Provided material —
## begin

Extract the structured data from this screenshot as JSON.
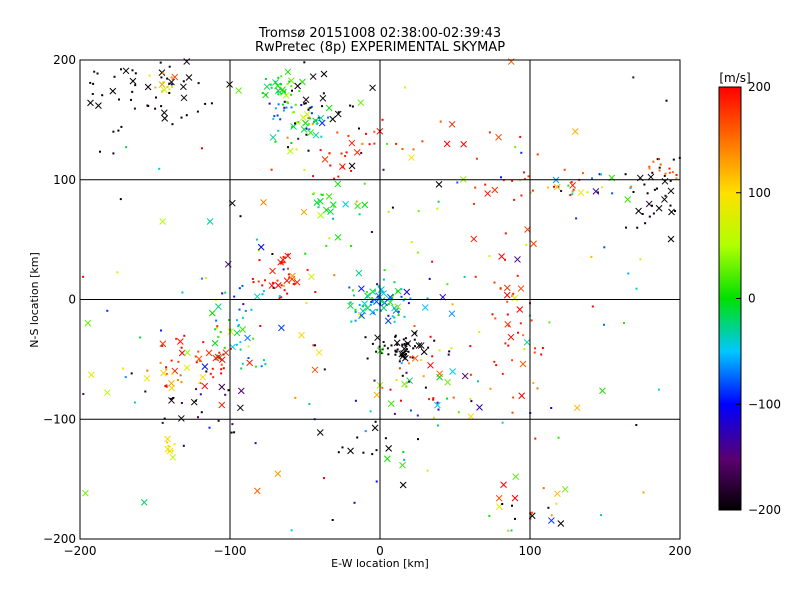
{
  "chart_data": {
    "type": "scatter",
    "title": "Tromsø 20151008 02:38:00-02:39:43",
    "subtitle": "RwPretec (8p) EXPERIMENTAL SKYMAP",
    "xlabel": "E-W location [km]",
    "ylabel": "N-S location [km]",
    "xlim": [
      -200,
      200
    ],
    "ylim": [
      -200,
      200
    ],
    "x_ticks": [
      -200,
      -100,
      0,
      100,
      200
    ],
    "y_ticks": [
      -200,
      -100,
      0,
      100,
      200
    ],
    "x_tick_labels": [
      "−200",
      "−100",
      "0",
      "100",
      "200"
    ],
    "y_tick_labels": [
      "−200",
      "−100",
      "0",
      "100",
      "200"
    ],
    "grid": true,
    "markers": [
      "dot",
      "x"
    ],
    "colorbar": {
      "label": "[m/s]",
      "range": [
        -200,
        200
      ],
      "ticks": [
        200,
        100,
        0,
        -100,
        -200
      ],
      "tick_labels": [
        "200",
        "100",
        "0",
        "−100",
        "−200"
      ],
      "colormap": "rainbow: black (−200) → purple → blue → cyan → green → yellow → orange → red (200)"
    },
    "clusters": [
      {
        "x": -160,
        "y": 175,
        "sx": 22,
        "sy": 18,
        "n": 60,
        "v": -200,
        "vs": 10
      },
      {
        "x": -145,
        "y": 180,
        "sx": 6,
        "sy": 6,
        "n": 12,
        "v": 110,
        "vs": 30
      },
      {
        "x": -65,
        "y": 175,
        "sx": 10,
        "sy": 6,
        "n": 30,
        "v": 5,
        "vs": 15
      },
      {
        "x": -55,
        "y": 150,
        "sx": 12,
        "sy": 10,
        "n": 55,
        "v": -20,
        "vs": 90
      },
      {
        "x": -40,
        "y": 160,
        "sx": 12,
        "sy": 20,
        "n": 25,
        "v": -200,
        "vs": 10
      },
      {
        "x": -25,
        "y": 120,
        "sx": 12,
        "sy": 8,
        "n": 18,
        "v": 190,
        "vs": 10
      },
      {
        "x": 40,
        "y": 130,
        "sx": 50,
        "sy": 12,
        "n": 20,
        "v": 180,
        "vs": 20
      },
      {
        "x": 100,
        "y": 95,
        "sx": 18,
        "sy": 8,
        "n": 18,
        "v": 185,
        "vs": 10
      },
      {
        "x": 150,
        "y": 95,
        "sx": 25,
        "sy": 6,
        "n": 25,
        "v": 10,
        "vs": 100
      },
      {
        "x": 185,
        "y": 90,
        "sx": 12,
        "sy": 20,
        "n": 35,
        "v": -200,
        "vs": 10
      },
      {
        "x": 185,
        "y": 110,
        "sx": 10,
        "sy": 6,
        "n": 15,
        "v": 160,
        "vs": 30
      },
      {
        "x": -30,
        "y": 70,
        "sx": 10,
        "sy": 10,
        "n": 22,
        "v": 0,
        "vs": 25
      },
      {
        "x": -65,
        "y": 20,
        "sx": 10,
        "sy": 12,
        "n": 35,
        "v": 190,
        "vs": 10
      },
      {
        "x": -95,
        "y": -25,
        "sx": 12,
        "sy": 18,
        "n": 45,
        "v": -20,
        "vs": 50
      },
      {
        "x": -120,
        "y": -50,
        "sx": 15,
        "sy": 15,
        "n": 40,
        "v": 190,
        "vs": 15
      },
      {
        "x": -140,
        "y": -65,
        "sx": 8,
        "sy": 6,
        "n": 14,
        "v": 130,
        "vs": 20
      },
      {
        "x": -120,
        "y": -95,
        "sx": 20,
        "sy": 18,
        "n": 25,
        "v": -180,
        "vs": 30
      },
      {
        "x": -140,
        "y": -120,
        "sx": 4,
        "sy": 5,
        "n": 8,
        "v": 100,
        "vs": 5
      },
      {
        "x": 0,
        "y": 0,
        "sx": 12,
        "sy": 10,
        "n": 80,
        "v": -40,
        "vs": 35
      },
      {
        "x": 15,
        "y": -40,
        "sx": 12,
        "sy": 6,
        "n": 55,
        "v": -200,
        "vs": 8
      },
      {
        "x": 30,
        "y": -70,
        "sx": 20,
        "sy": 15,
        "n": 35,
        "v": 40,
        "vs": 150
      },
      {
        "x": 90,
        "y": -40,
        "sx": 15,
        "sy": 25,
        "n": 30,
        "v": 185,
        "vs": 15
      },
      {
        "x": 80,
        "y": 20,
        "sx": 20,
        "sy": 20,
        "n": 16,
        "v": 185,
        "vs": 10
      },
      {
        "x": -10,
        "y": -130,
        "sx": 20,
        "sy": 15,
        "n": 12,
        "v": -200,
        "vs": 10
      },
      {
        "x": 95,
        "y": -170,
        "sx": 10,
        "sy": 10,
        "n": 12,
        "v": 150,
        "vs": 30
      },
      {
        "x": 100,
        "y": -180,
        "sx": 15,
        "sy": 8,
        "n": 6,
        "v": -200,
        "vs": 10
      },
      {
        "x": 0,
        "y": 0,
        "sx": 120,
        "sy": 110,
        "n": 220,
        "v": 0,
        "vs": 130
      }
    ]
  }
}
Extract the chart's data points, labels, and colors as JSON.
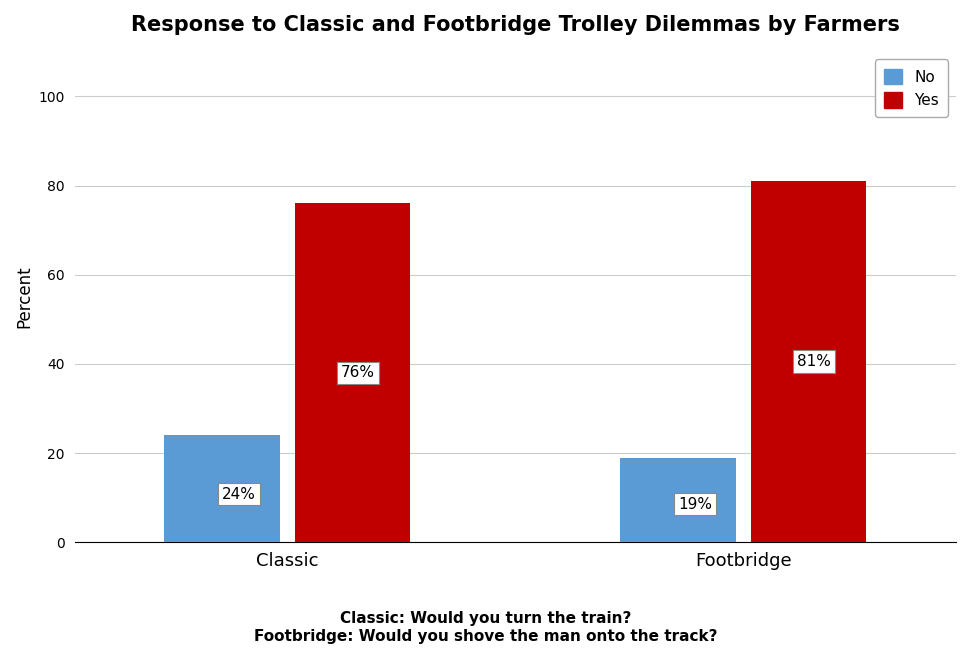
{
  "title": "Response to Classic and Footbridge Trolley Dilemmas by Farmers",
  "categories": [
    "Classic",
    "Footbridge"
  ],
  "no_values": [
    24,
    19
  ],
  "yes_values": [
    76,
    81
  ],
  "no_color": "#5B9BD5",
  "yes_color": "#C00000",
  "ylabel": "Percent",
  "ylim": [
    0,
    110
  ],
  "yticks": [
    0,
    20,
    40,
    60,
    80,
    100
  ],
  "bar_width": 0.38,
  "xlabel_bottom": "Classic: Would you turn the train?\nFootbridge: Would you shove the man onto the track?",
  "legend_labels": [
    "No",
    "Yes"
  ],
  "label_fontsize": 12,
  "title_fontsize": 15,
  "annotation_fontsize": 11,
  "group_centers": [
    1.0,
    2.5
  ],
  "bar_gap": 0.05,
  "background_color": "#FFFFFF"
}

## end

Scan the material above. Return every line containing the string "location".

    "xlabel": "E-W location [km]",
    "ylabel": "N-S location [km]",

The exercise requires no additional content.